REQUIREMENT:
Images should be left out, and everything else in the listing reproduced exactly.

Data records

+++

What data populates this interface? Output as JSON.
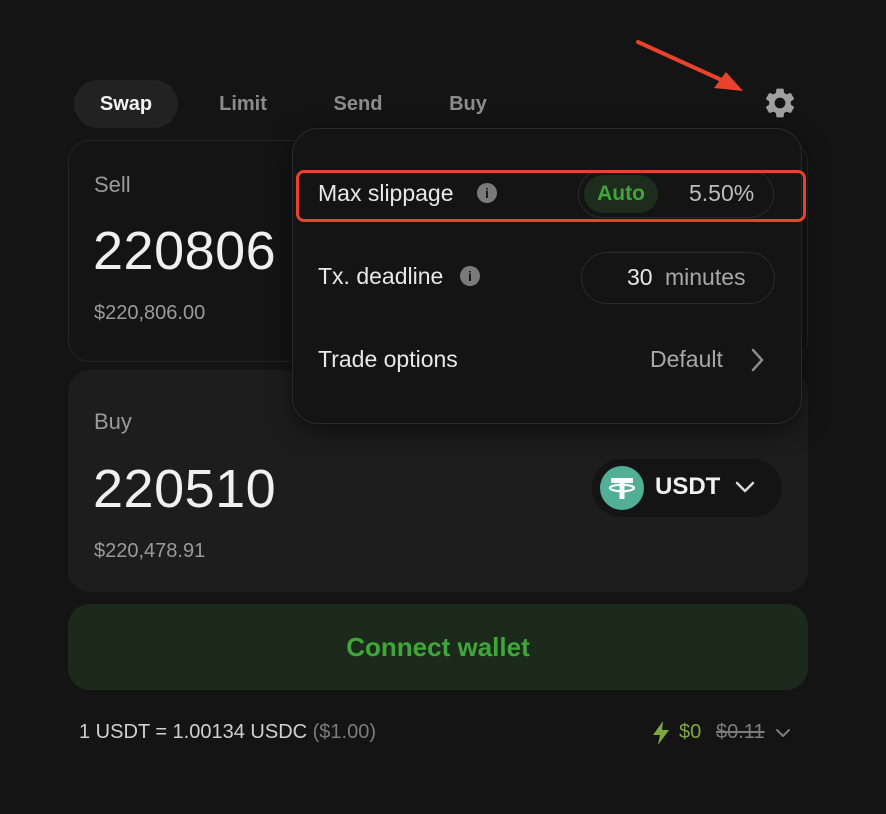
{
  "tabs": [
    {
      "label": "Swap",
      "active": true
    },
    {
      "label": "Limit",
      "active": false
    },
    {
      "label": "Send",
      "active": false
    },
    {
      "label": "Buy",
      "active": false
    }
  ],
  "sell": {
    "label": "Sell",
    "amount": "220806",
    "usd_value": "$220,806.00"
  },
  "buy": {
    "label": "Buy",
    "amount": "220510",
    "usd_value": "$220,478.91",
    "token": "USDT"
  },
  "connect_button": "Connect wallet",
  "rate": {
    "text": "1 USDT = 1.00134 USDC",
    "usd": "($1.00)"
  },
  "fee": {
    "current": "$0",
    "original": "$0.11"
  },
  "settings": {
    "max_slippage": {
      "label": "Max slippage",
      "mode": "Auto",
      "value": "5.50%"
    },
    "tx_deadline": {
      "label": "Tx. deadline",
      "value": "30",
      "unit": "minutes"
    },
    "trade_options": {
      "label": "Trade options",
      "value": "Default"
    }
  },
  "icons": {
    "settings": "gear-icon",
    "info": "info-icon",
    "token": "tether-icon",
    "chevron": "chevron-down-icon",
    "fee": "lightning-icon"
  },
  "colors": {
    "accent_green": "#3fa63a",
    "tether_green": "#50af95",
    "annotation_red": "#e8422b"
  }
}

+++

WRITTEN SOLUTION:
What data populates this interface? Output as JSON.
{
  "tabs": [
    {
      "label": "Swap",
      "active": true
    },
    {
      "label": "Limit",
      "active": false
    },
    {
      "label": "Send",
      "active": false
    },
    {
      "label": "Buy",
      "active": false
    }
  ],
  "sell": {
    "label": "Sell",
    "amount": "220806",
    "usd_value": "$220,806.00"
  },
  "buy": {
    "label": "Buy",
    "amount": "220510",
    "usd_value": "$220,478.91",
    "token": "USDT"
  },
  "connect_button": "Connect wallet",
  "rate": {
    "text": "1 USDT = 1.00134 USDC",
    "usd": "($1.00)"
  },
  "fee": {
    "current": "$0",
    "original": "$0.11"
  },
  "settings": {
    "max_slippage": {
      "label": "Max slippage",
      "mode": "Auto",
      "value": "5.50%"
    },
    "tx_deadline": {
      "label": "Tx. deadline",
      "value": "30",
      "unit": "minutes"
    },
    "trade_options": {
      "label": "Trade options",
      "value": "Default"
    }
  },
  "icons": {
    "settings": "gear-icon",
    "info": "info-icon",
    "token": "tether-icon",
    "chevron": "chevron-down-icon",
    "fee": "lightning-icon"
  },
  "colors": {
    "accent_green": "#3fa63a",
    "tether_green": "#50af95",
    "annotation_red": "#e8422b"
  }
}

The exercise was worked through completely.